■ Input for this task
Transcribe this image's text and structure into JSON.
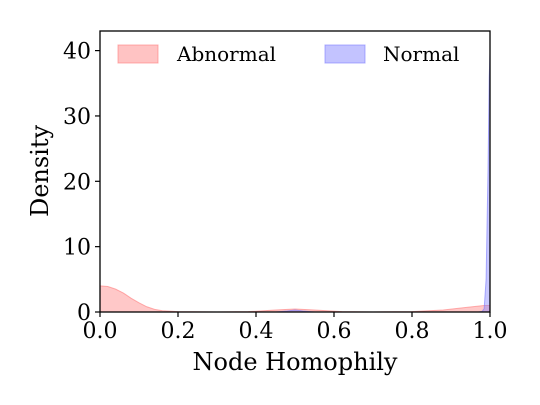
{
  "chart_data": {
    "type": "area",
    "xlabel": "Node Homophily",
    "ylabel": "Density",
    "xlim": [
      0.0,
      1.0
    ],
    "ylim": [
      0,
      43
    ],
    "x_ticks": [
      "0.0",
      "0.2",
      "0.4",
      "0.6",
      "0.8",
      "1.0"
    ],
    "y_ticks": [
      "0",
      "10",
      "20",
      "30",
      "40"
    ],
    "legend_position": "top",
    "grid": false,
    "series": [
      {
        "name": "Abnormal",
        "color": "#ff7b7b",
        "points": [
          [
            0.0,
            4.0
          ],
          [
            0.02,
            3.9
          ],
          [
            0.04,
            3.5
          ],
          [
            0.06,
            2.9
          ],
          [
            0.08,
            2.1
          ],
          [
            0.1,
            1.4
          ],
          [
            0.12,
            0.8
          ],
          [
            0.14,
            0.4
          ],
          [
            0.16,
            0.2
          ],
          [
            0.2,
            0.05
          ],
          [
            0.3,
            0.0
          ],
          [
            0.38,
            0.05
          ],
          [
            0.45,
            0.3
          ],
          [
            0.5,
            0.45
          ],
          [
            0.55,
            0.3
          ],
          [
            0.62,
            0.05
          ],
          [
            0.7,
            0.0
          ],
          [
            0.8,
            0.05
          ],
          [
            0.88,
            0.3
          ],
          [
            0.94,
            0.7
          ],
          [
            0.97,
            0.9
          ],
          [
            0.985,
            1.0
          ],
          [
            1.0,
            1.0
          ]
        ]
      },
      {
        "name": "Normal",
        "color": "#7b7bff",
        "points": [
          [
            0.0,
            0.0
          ],
          [
            0.45,
            0.0
          ],
          [
            0.48,
            0.15
          ],
          [
            0.5,
            0.3
          ],
          [
            0.52,
            0.15
          ],
          [
            0.55,
            0.0
          ],
          [
            0.97,
            0.0
          ],
          [
            0.98,
            0.1
          ],
          [
            0.985,
            0.5
          ],
          [
            0.99,
            5.0
          ],
          [
            0.995,
            22.0
          ],
          [
            0.998,
            36.0
          ],
          [
            1.0,
            39.5
          ]
        ]
      }
    ]
  }
}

■ Exercise instructions
Restate each of the entries above word for word and skip every image.

■ Reply to the task
Transcribe this image's text and structure into JSON.
{
  "chart_data": {
    "type": "area",
    "xlabel": "Node Homophily",
    "ylabel": "Density",
    "xlim": [
      0.0,
      1.0
    ],
    "ylim": [
      0,
      43
    ],
    "x_ticks": [
      "0.0",
      "0.2",
      "0.4",
      "0.6",
      "0.8",
      "1.0"
    ],
    "y_ticks": [
      "0",
      "10",
      "20",
      "30",
      "40"
    ],
    "legend_position": "top",
    "grid": false,
    "series": [
      {
        "name": "Abnormal",
        "color": "#ff7b7b",
        "points": [
          [
            0.0,
            4.0
          ],
          [
            0.02,
            3.9
          ],
          [
            0.04,
            3.5
          ],
          [
            0.06,
            2.9
          ],
          [
            0.08,
            2.1
          ],
          [
            0.1,
            1.4
          ],
          [
            0.12,
            0.8
          ],
          [
            0.14,
            0.4
          ],
          [
            0.16,
            0.2
          ],
          [
            0.2,
            0.05
          ],
          [
            0.3,
            0.0
          ],
          [
            0.38,
            0.05
          ],
          [
            0.45,
            0.3
          ],
          [
            0.5,
            0.45
          ],
          [
            0.55,
            0.3
          ],
          [
            0.62,
            0.05
          ],
          [
            0.7,
            0.0
          ],
          [
            0.8,
            0.05
          ],
          [
            0.88,
            0.3
          ],
          [
            0.94,
            0.7
          ],
          [
            0.97,
            0.9
          ],
          [
            0.985,
            1.0
          ],
          [
            1.0,
            1.0
          ]
        ]
      },
      {
        "name": "Normal",
        "color": "#7b7bff",
        "points": [
          [
            0.0,
            0.0
          ],
          [
            0.45,
            0.0
          ],
          [
            0.48,
            0.15
          ],
          [
            0.5,
            0.3
          ],
          [
            0.52,
            0.15
          ],
          [
            0.55,
            0.0
          ],
          [
            0.97,
            0.0
          ],
          [
            0.98,
            0.1
          ],
          [
            0.985,
            0.5
          ],
          [
            0.99,
            5.0
          ],
          [
            0.995,
            22.0
          ],
          [
            0.998,
            36.0
          ],
          [
            1.0,
            39.5
          ]
        ]
      }
    ]
  }
}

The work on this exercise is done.